### Data provided

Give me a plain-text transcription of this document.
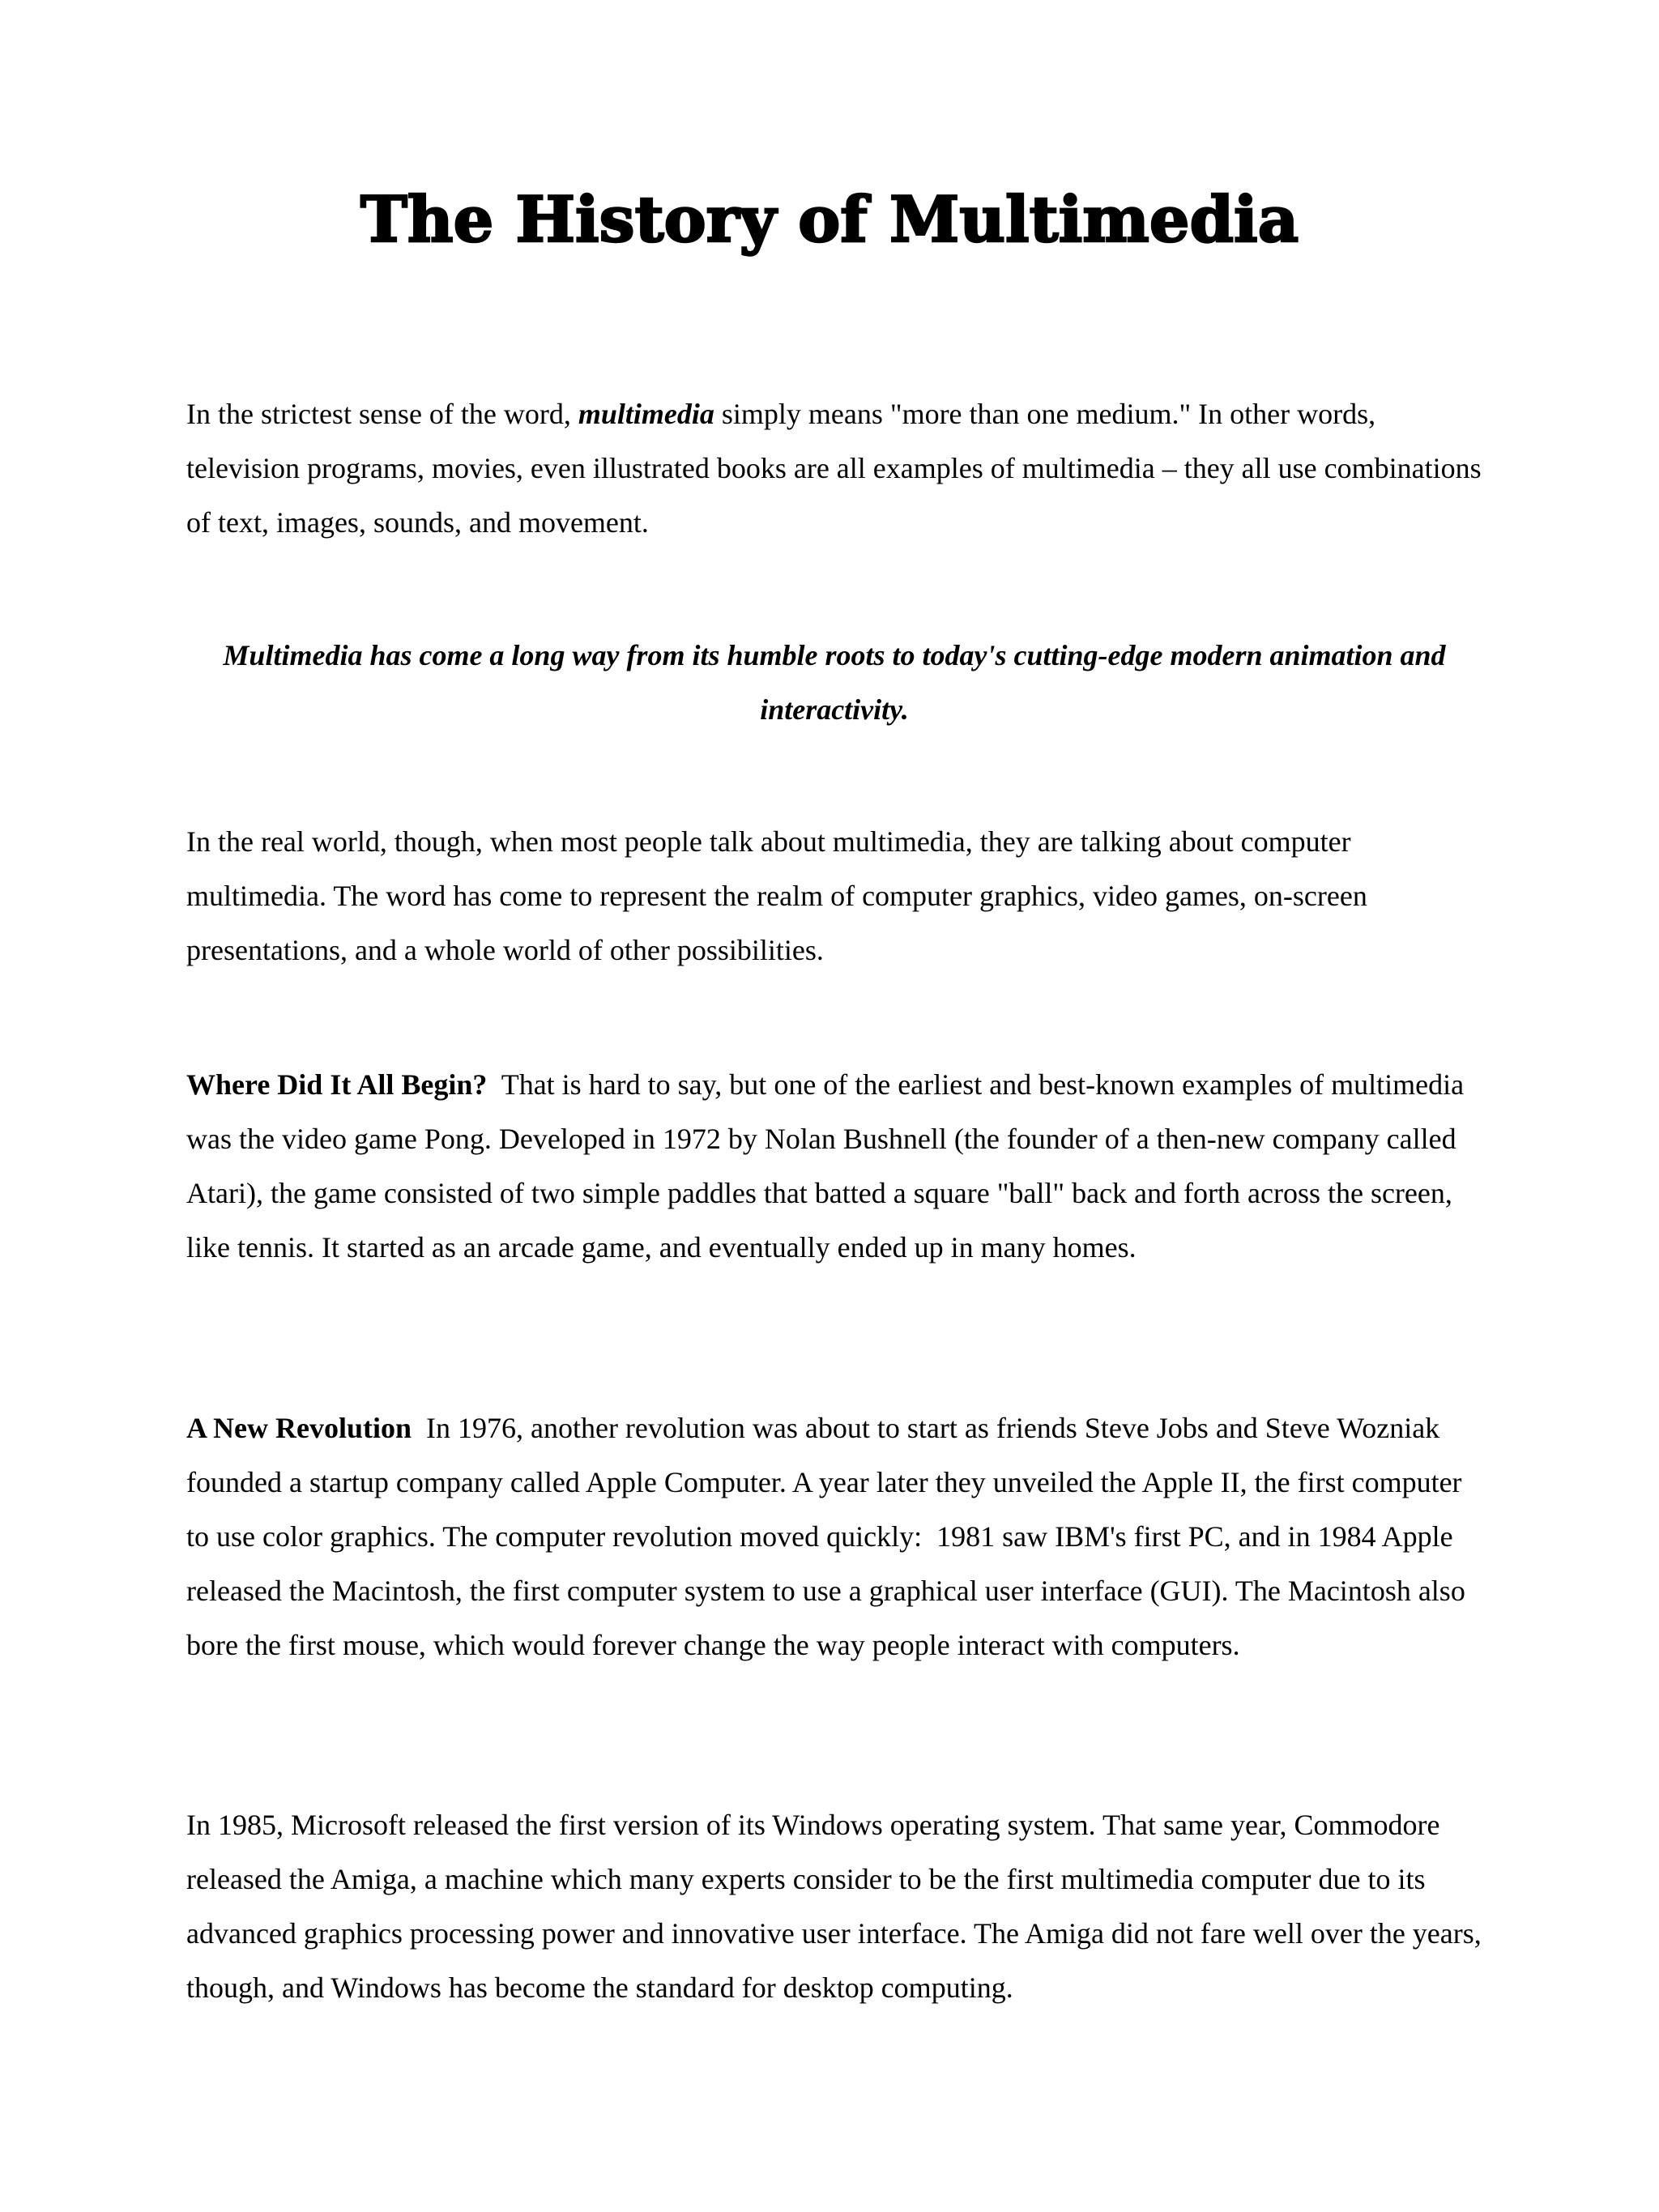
The History of Multimedia

In the strictest sense of the word, multimedia simply means "more than one medium." In other words, television programs, movies, even illustrated books are all examples of multimedia – they all use combinations of text, images, sounds, and movement.

Multimedia has come a long way from its humble roots to today's cutting-edge modern animation and interactivity.

In the real world, though, when most people talk about multimedia, they are talking about computer multimedia. The word has come to represent the realm of computer graphics, video games, on-screen presentations, and a whole world of other possibilities.

Where Did It All Begin?  That is hard to say, but one of the earliest and best-known examples of multimedia was the video game Pong. Developed in 1972 by Nolan Bushnell (the founder of a then-new company called Atari), the game consisted of two simple paddles that batted a square "ball" back and forth across the screen, like tennis. It started as an arcade game, and eventually ended up in many homes.

A New Revolution  In 1976, another revolution was about to start as friends Steve Jobs and Steve Wozniak founded a startup company called Apple Computer. A year later they unveiled the Apple II, the first computer to use color graphics. The computer revolution moved quickly:  1981 saw IBM's first PC, and in 1984 Apple released the Macintosh, the first computer system to use a graphical user interface (GUI). The Macintosh also bore the first mouse, which would forever change the way people interact with computers.

In 1985, Microsoft released the first version of its Windows operating system. That same year, Commodore released the Amiga, a machine which many experts consider to be the first multimedia computer due to its advanced graphics processing power and innovative user interface. The Amiga did not fare well over the years, though, and Windows has become the standard for desktop computing.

### Requirement
Go through the listing above and pull out each line containing the word "about".

### Written answer
In the real world, though, when most people talk about multimedia, they are talking about computer multimedia. The word has come to represent the realm of computer graphics, video games, on-screen presentations, and a whole world of other possibilities.
A New Revolution  In 1976, another revolution was about to start as friends Steve Jobs and Steve Wozniak founded a startup company called Apple Computer. A year later they unveiled the Apple II, the first computer to use color graphics. The computer revolution moved quickly:  1981 saw IBM's first PC, and in 1984 Apple released the Macintosh, the first computer system to use a graphical user interface (GUI). The Macintosh also bore the first mouse, which would forever change the way people interact with computers.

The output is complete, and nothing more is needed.